- _Requirements_: Beginning with the line that contains "Convert this screenshot", copy each subsequent line of the data below through the last one, including both ends but not the pictures.

- _Records shown_:

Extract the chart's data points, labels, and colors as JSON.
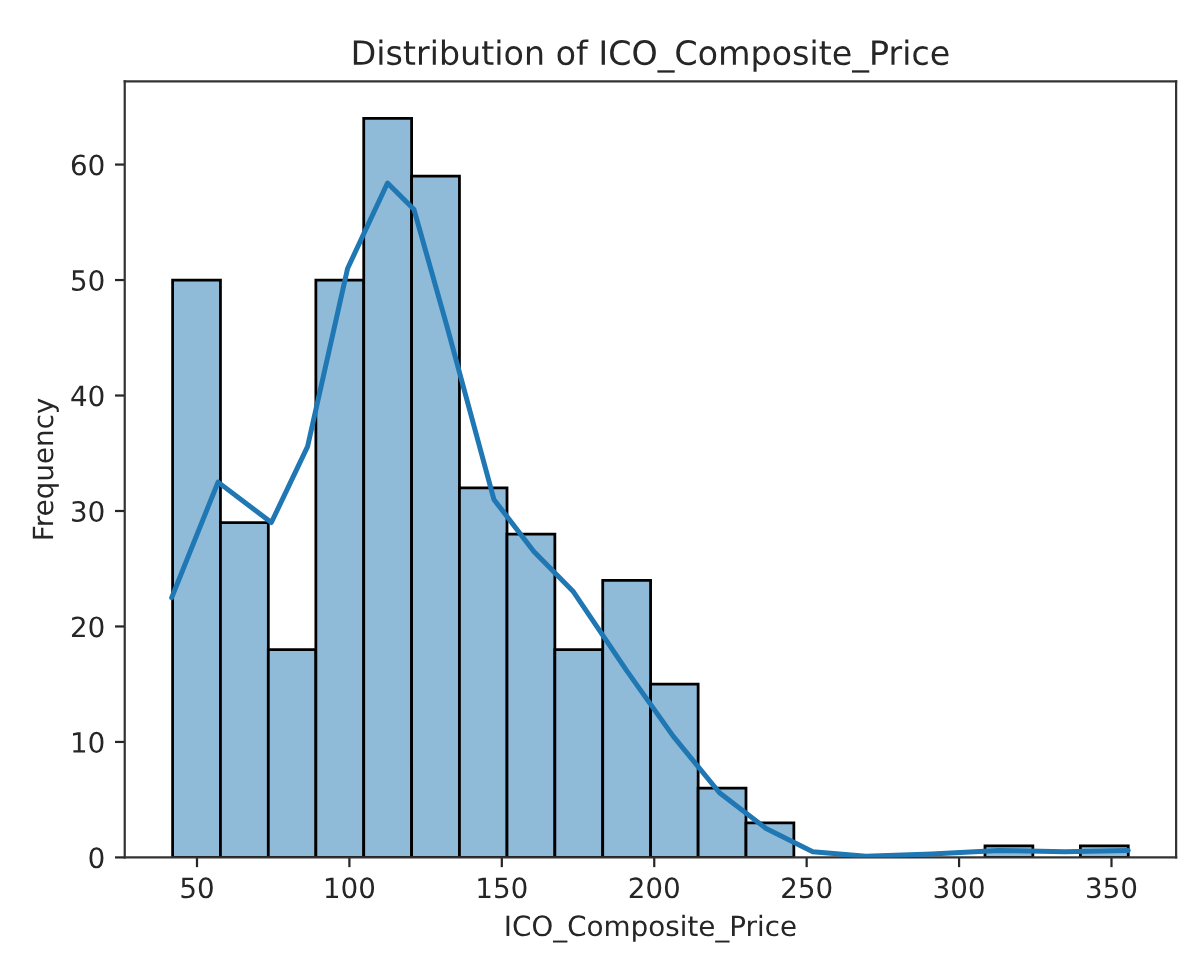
{
  "chart_data": {
    "type": "histogram",
    "title": "Distribution of ICO_Composite_Price",
    "xlabel": "ICO_Composite_Price",
    "ylabel": "Frequency",
    "bins": [
      42.0,
      57.7,
      73.4,
      89.0,
      104.7,
      120.4,
      136.1,
      151.7,
      167.4,
      183.1,
      198.8,
      214.4,
      230.1,
      245.8,
      261.5,
      277.1,
      292.8,
      308.5,
      324.2,
      339.8,
      355.5
    ],
    "values": [
      50,
      29,
      18,
      50,
      64,
      59,
      32,
      28,
      18,
      24,
      15,
      6,
      3,
      0,
      0,
      0,
      0,
      1,
      0,
      1
    ],
    "color": "#8fbbd9",
    "series": [
      {
        "type": "line",
        "color": "#1f77b4",
        "x": [
          41.7,
          56.9,
          74.4,
          86.3,
          99.4,
          112.5,
          121.2,
          132.1,
          147.4,
          160.5,
          173.5,
          190.9,
          206.2,
          221.4,
          236.7,
          252,
          269.4,
          291,
          313,
          334.6,
          355.5
        ],
        "values": [
          22.5,
          32.5,
          29.0,
          35.6,
          51,
          58.4,
          56.1,
          45.9,
          31.0,
          26.5,
          23.0,
          16.2,
          10.5,
          5.6,
          2.5,
          0.5,
          0.1,
          0.3,
          0.6,
          0.5,
          0.6
        ]
      }
    ],
    "xlim": [
      26.3,
      371.2
    ],
    "xticks": [
      50,
      100,
      150,
      200,
      250,
      300,
      350
    ],
    "ylim": [
      0,
      67.2
    ],
    "yticks": [
      0,
      10,
      20,
      30,
      40,
      50,
      60
    ]
  }
}
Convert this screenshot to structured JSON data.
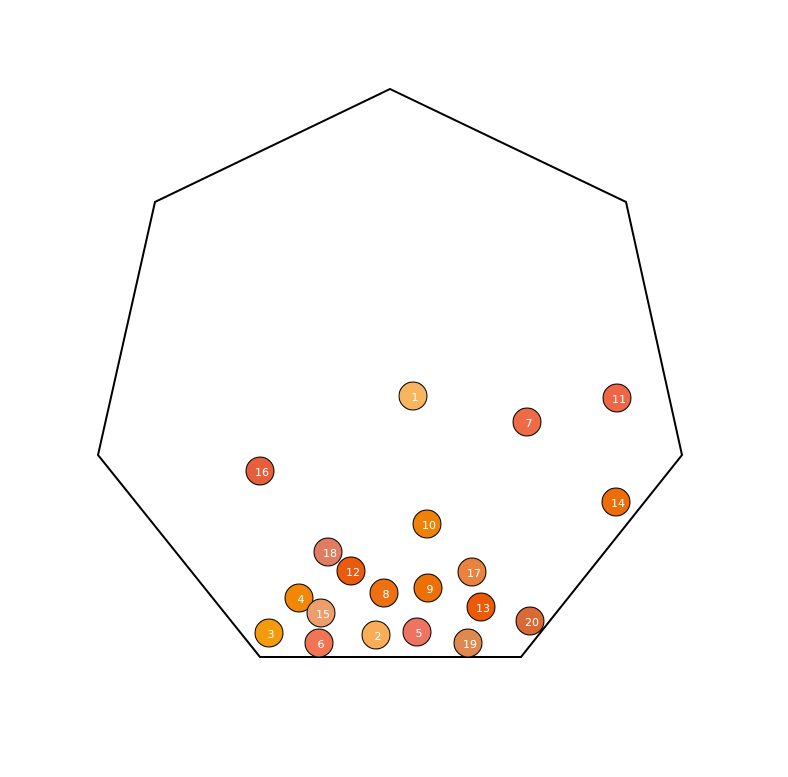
{
  "balls": [
    {
      "label": "1",
      "color": "#f7b560"
    },
    {
      "label": "2",
      "color": "#f8ad56"
    },
    {
      "label": "3",
      "color": "#f39b0a"
    },
    {
      "label": "4",
      "color": "#f18607"
    },
    {
      "label": "5",
      "color": "#ee7360"
    },
    {
      "label": "6",
      "color": "#ef7555"
    },
    {
      "label": "7",
      "color": "#ee6b47"
    },
    {
      "label": "8",
      "color": "#ed7113"
    },
    {
      "label": "9",
      "color": "#ec7003"
    },
    {
      "label": "10",
      "color": "#ee8206"
    },
    {
      "label": "11",
      "color": "#ed6747"
    },
    {
      "label": "12",
      "color": "#ec5a0e"
    },
    {
      "label": "13",
      "color": "#ec5a05"
    },
    {
      "label": "14",
      "color": "#ec6d0a"
    },
    {
      "label": "15",
      "color": "#ed9e6b"
    },
    {
      "label": "16",
      "color": "#e55f3c"
    },
    {
      "label": "17",
      "color": "#e9823f"
    },
    {
      "label": "18",
      "color": "#e07d60"
    },
    {
      "label": "19",
      "color": "#df8850"
    },
    {
      "label": "20",
      "color": "#d96a36"
    }
  ]
}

- _Exercise result_:
Convert this screenshot to structured JSON data.
{
  "balls": [
    {
      "label": "1",
      "color": "#f7b560"
    },
    {
      "label": "2",
      "color": "#f8ad56"
    },
    {
      "label": "3",
      "color": "#f39b0a"
    },
    {
      "label": "4",
      "color": "#f18607"
    },
    {
      "label": "5",
      "color": "#ee7360"
    },
    {
      "label": "6",
      "color": "#ef7555"
    },
    {
      "label": "7",
      "color": "#ee6b47"
    },
    {
      "label": "8",
      "color": "#ed7113"
    },
    {
      "label": "9",
      "color": "#ec7003"
    },
    {
      "label": "10",
      "color": "#ee8206"
    },
    {
      "label": "11",
      "color": "#ed6747"
    },
    {
      "label": "12",
      "color": "#ec5a0e"
    },
    {
      "label": "13",
      "color": "#ec5a05"
    },
    {
      "label": "14",
      "color": "#ec6d0a"
    },
    {
      "label": "15",
      "color": "#ed9e6b"
    },
    {
      "label": "16",
      "color": "#e55f3c"
    },
    {
      "label": "17",
      "color": "#e9823f"
    },
    {
      "label": "18",
      "color": "#e07d60"
    },
    {
      "label": "19",
      "color": "#df8850"
    },
    {
      "label": "20",
      "color": "#d96a36"
    }
  ]
}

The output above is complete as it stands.